------ Task material ------

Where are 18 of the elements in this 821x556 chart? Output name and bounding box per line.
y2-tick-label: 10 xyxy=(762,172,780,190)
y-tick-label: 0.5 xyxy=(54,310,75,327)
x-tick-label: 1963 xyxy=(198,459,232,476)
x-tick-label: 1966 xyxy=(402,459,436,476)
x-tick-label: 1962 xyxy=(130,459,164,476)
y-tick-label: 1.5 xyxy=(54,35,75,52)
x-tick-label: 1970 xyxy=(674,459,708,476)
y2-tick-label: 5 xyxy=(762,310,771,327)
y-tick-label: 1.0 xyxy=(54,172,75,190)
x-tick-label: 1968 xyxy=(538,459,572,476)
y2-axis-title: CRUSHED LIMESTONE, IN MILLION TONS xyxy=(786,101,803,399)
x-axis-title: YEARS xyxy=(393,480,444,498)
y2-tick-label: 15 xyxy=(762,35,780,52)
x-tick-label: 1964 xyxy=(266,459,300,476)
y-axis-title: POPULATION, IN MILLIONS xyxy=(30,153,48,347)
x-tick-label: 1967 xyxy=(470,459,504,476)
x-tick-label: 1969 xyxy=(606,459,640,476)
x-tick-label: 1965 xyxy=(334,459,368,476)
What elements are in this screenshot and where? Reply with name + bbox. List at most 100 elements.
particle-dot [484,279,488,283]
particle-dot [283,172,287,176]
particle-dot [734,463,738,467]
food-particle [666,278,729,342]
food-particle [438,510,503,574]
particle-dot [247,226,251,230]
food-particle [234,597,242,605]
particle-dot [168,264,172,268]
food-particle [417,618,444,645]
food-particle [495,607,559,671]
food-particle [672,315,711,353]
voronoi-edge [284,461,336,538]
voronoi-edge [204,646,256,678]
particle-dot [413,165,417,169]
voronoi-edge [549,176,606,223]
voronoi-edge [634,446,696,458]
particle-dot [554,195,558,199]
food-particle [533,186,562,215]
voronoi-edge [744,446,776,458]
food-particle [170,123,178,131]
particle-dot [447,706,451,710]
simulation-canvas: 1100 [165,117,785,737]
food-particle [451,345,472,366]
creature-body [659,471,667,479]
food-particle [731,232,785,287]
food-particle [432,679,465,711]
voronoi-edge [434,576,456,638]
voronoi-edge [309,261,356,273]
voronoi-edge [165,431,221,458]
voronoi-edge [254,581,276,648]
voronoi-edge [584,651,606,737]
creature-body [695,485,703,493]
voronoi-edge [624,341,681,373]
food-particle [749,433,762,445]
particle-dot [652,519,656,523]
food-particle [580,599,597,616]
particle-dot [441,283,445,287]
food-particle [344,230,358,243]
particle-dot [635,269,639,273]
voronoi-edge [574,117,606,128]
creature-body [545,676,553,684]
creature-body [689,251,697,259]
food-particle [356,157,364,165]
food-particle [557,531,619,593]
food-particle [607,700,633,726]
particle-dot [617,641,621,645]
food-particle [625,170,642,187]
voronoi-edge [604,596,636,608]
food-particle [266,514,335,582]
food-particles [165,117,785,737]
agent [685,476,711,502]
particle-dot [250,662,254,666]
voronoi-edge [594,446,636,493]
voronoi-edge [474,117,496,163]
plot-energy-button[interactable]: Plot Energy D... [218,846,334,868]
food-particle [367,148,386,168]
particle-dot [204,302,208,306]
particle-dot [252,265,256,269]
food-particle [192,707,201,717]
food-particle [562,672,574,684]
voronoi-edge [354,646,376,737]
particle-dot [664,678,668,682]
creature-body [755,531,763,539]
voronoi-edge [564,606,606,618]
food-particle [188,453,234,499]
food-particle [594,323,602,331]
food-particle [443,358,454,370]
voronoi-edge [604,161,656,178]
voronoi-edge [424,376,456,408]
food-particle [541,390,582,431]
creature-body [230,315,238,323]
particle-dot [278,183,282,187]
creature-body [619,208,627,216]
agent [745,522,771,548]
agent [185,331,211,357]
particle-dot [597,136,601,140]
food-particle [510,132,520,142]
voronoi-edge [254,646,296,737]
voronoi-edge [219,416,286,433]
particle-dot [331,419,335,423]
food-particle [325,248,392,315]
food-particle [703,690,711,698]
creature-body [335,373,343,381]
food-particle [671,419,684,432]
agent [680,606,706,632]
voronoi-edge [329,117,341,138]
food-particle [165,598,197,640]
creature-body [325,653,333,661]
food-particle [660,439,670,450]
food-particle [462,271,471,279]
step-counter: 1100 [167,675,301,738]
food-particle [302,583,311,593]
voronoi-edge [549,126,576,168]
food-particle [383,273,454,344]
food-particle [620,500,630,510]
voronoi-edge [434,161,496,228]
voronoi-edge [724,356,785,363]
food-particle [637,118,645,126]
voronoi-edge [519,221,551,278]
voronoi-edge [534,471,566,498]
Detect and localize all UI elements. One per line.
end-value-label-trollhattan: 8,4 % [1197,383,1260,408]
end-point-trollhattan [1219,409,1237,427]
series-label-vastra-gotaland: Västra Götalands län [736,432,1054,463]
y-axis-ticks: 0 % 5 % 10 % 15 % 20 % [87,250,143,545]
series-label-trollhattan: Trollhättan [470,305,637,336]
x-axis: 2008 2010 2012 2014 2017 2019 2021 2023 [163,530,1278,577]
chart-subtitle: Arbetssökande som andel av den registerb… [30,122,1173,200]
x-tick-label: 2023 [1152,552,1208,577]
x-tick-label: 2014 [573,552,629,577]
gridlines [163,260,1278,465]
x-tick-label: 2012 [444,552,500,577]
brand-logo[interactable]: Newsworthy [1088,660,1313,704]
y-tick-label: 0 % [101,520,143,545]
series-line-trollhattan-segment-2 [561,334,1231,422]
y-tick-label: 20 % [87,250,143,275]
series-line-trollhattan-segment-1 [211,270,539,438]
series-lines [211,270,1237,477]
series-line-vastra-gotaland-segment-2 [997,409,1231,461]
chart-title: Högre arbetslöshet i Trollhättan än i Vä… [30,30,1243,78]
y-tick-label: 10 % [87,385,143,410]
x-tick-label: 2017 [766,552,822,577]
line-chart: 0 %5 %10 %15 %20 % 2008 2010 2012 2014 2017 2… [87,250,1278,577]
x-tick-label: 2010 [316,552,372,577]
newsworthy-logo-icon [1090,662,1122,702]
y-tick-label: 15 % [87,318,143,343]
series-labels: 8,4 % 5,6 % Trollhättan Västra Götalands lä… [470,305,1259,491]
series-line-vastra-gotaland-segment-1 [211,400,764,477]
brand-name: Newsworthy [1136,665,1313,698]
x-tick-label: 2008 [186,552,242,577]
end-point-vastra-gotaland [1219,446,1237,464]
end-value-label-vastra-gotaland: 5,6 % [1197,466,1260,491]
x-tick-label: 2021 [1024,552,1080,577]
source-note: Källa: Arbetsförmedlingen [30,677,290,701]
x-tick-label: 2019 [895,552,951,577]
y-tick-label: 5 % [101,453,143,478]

------

=== What is being asked ===
Print the items above from the first line through the line containing "x-tick-label: 1964 xyxy=(266,459,300,476)", inclusive, and copy each line without any change.

=== Answer for the task ===
Where are 18 of the elements in this 821x556 chart? Output name and bounding box per line.
y2-tick-label: 10 xyxy=(762,172,780,190)
y-tick-label: 0.5 xyxy=(54,310,75,327)
x-tick-label: 1963 xyxy=(198,459,232,476)
x-tick-label: 1966 xyxy=(402,459,436,476)
x-tick-label: 1962 xyxy=(130,459,164,476)
y-tick-label: 1.5 xyxy=(54,35,75,52)
x-tick-label: 1970 xyxy=(674,459,708,476)
y2-tick-label: 5 xyxy=(762,310,771,327)
y-tick-label: 1.0 xyxy=(54,172,75,190)
x-tick-label: 1968 xyxy=(538,459,572,476)
y2-axis-title: CRUSHED LIMESTONE, IN MILLION TONS xyxy=(786,101,803,399)
x-axis-title: YEARS xyxy=(393,480,444,498)
y2-tick-label: 15 xyxy=(762,35,780,52)
x-tick-label: 1964 xyxy=(266,459,300,476)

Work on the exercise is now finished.